**Do this**
Go through the entries below, tally each line with the string "inversely", and give the final number by itself.

**Raw data**
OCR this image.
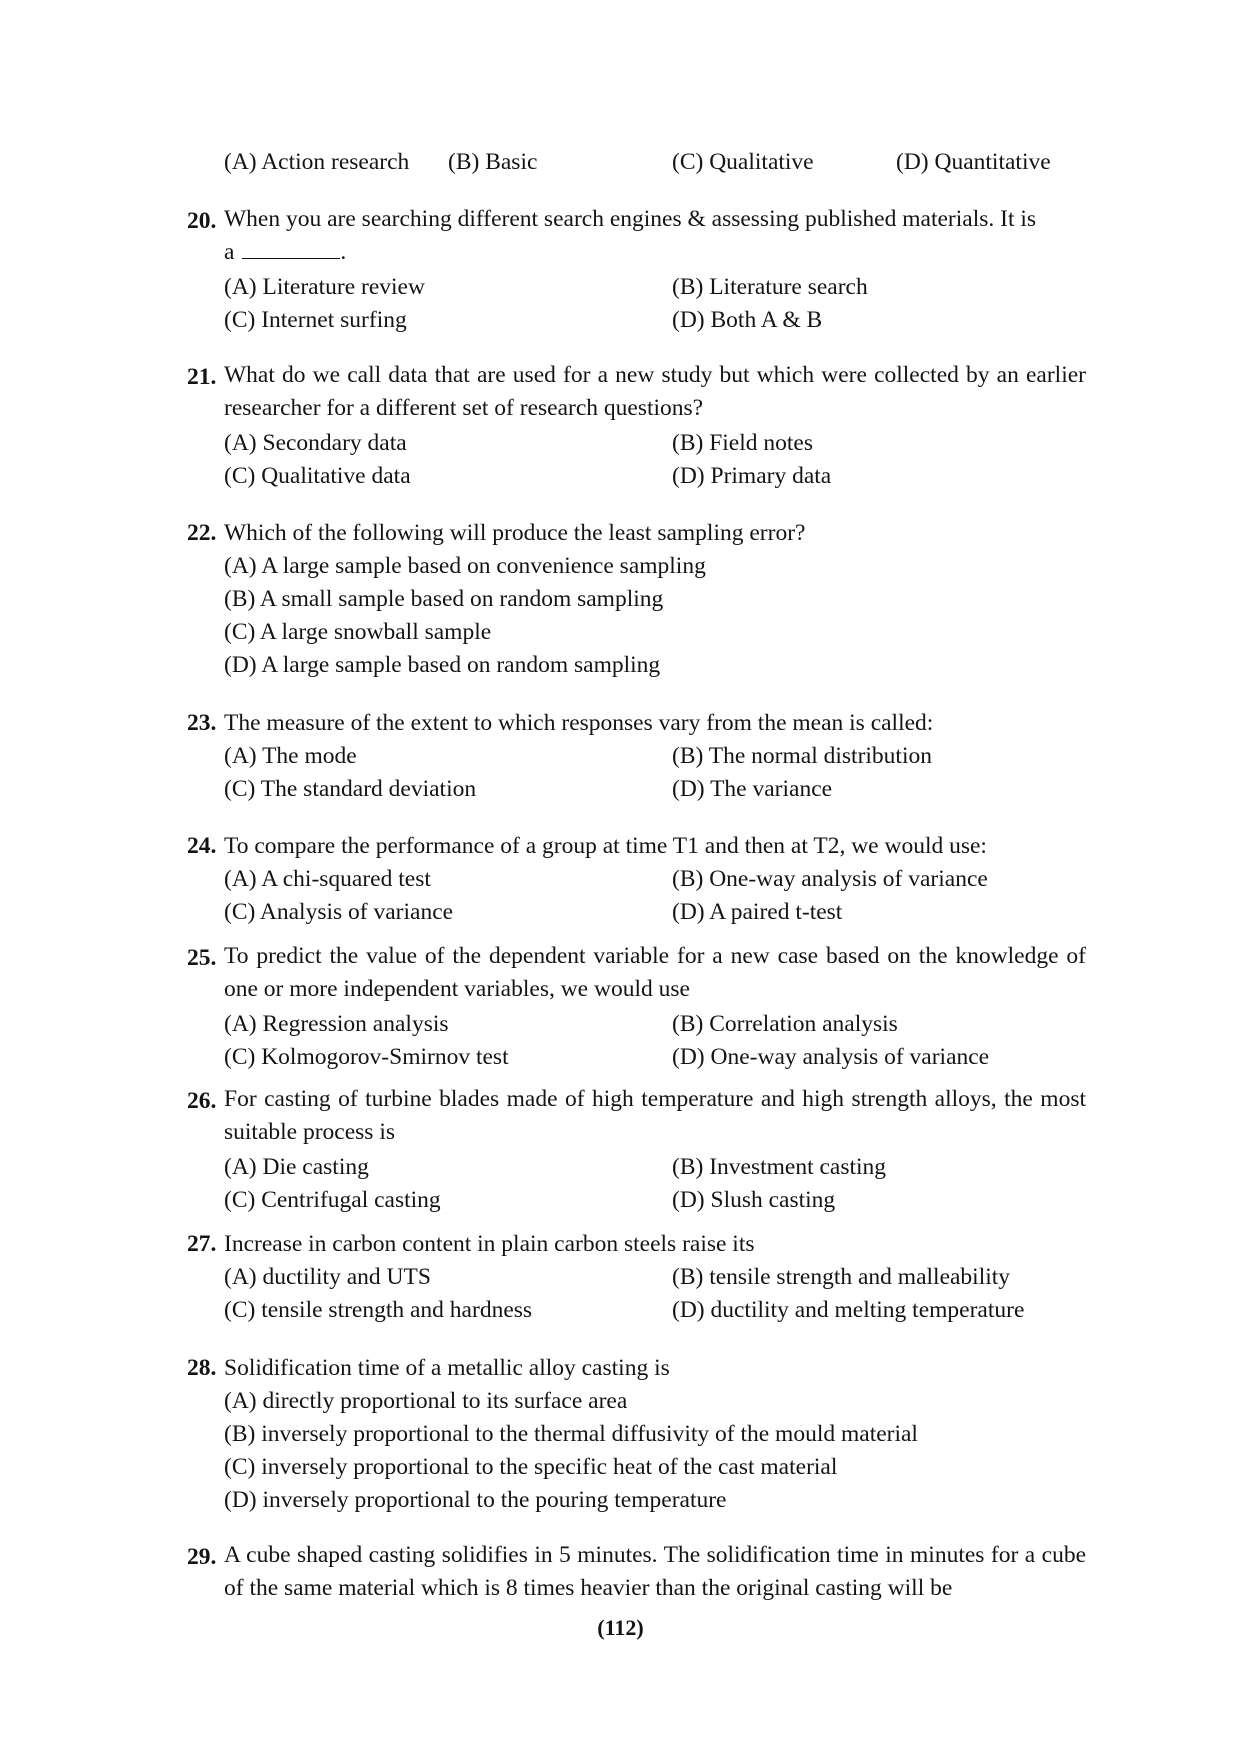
(A) Action research (B) Basic	(C) Qualitative	(D) Quantitative
20. When you are searching different search engines & assessing published materials. It is
a	.
(A) Literature review	(B) Literature search
(C) Internet surfing	(D) Both A & B
21. What do we call data that are used for a new study but which were collected by an earlier researcher for a different set of research questions?
(A) Secondary data	(B) Field notes
(C) Qualitative data	(D) Primary data
22. Which of the following will produce the least sampling error?
(A) A large sample based on convenience sampling
(B) A small sample based on random sampling
(C) A large snowball sample
(D) A large sample based on random sampling
23. The measure of the extent to which responses vary from the mean is called:
(A) The mode	(B) The normal distribution
(C) The standard deviation	(D) The variance
24. To compare the performance of a group at time T1 and then at T2, we would use:
(A) A chi-squared test	(B) One-way analysis of variance
(C) Analysis of variance	(D) A paired t-test
25. To predict the value of the dependent variable for a new case based on the knowledge of one or more independent variables, we would use
(A) Regression analysis	(B) Correlation analysis
(C) Kolmogorov-Smirnov test	(D) One-way analysis of variance
26. For casting of turbine blades made of high temperature and high strength alloys, the most suitable process is
(A) Die casting	(B) Investment casting
(C) Centrifugal casting	(D) Slush casting
27. Increase in carbon content in plain carbon steels raise its
(A) ductility and UTS	(B) tensile strength and malleability
(C) tensile strength and hardness	(D) ductility and melting temperature
28. Solidification time of a metallic alloy casting is
(A) directly proportional to its surface area
(B) inversely proportional to the thermal diffusivity of the mould material
(C) inversely proportional to the specific heat of the cast material
(D) inversely proportional to the pouring temperature
29. A cube shaped casting solidifies in 5 minutes. The solidification time in minutes for a cube of the same material which is 8 times heavier than the original casting will be
(112)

**Solution to the problem**
3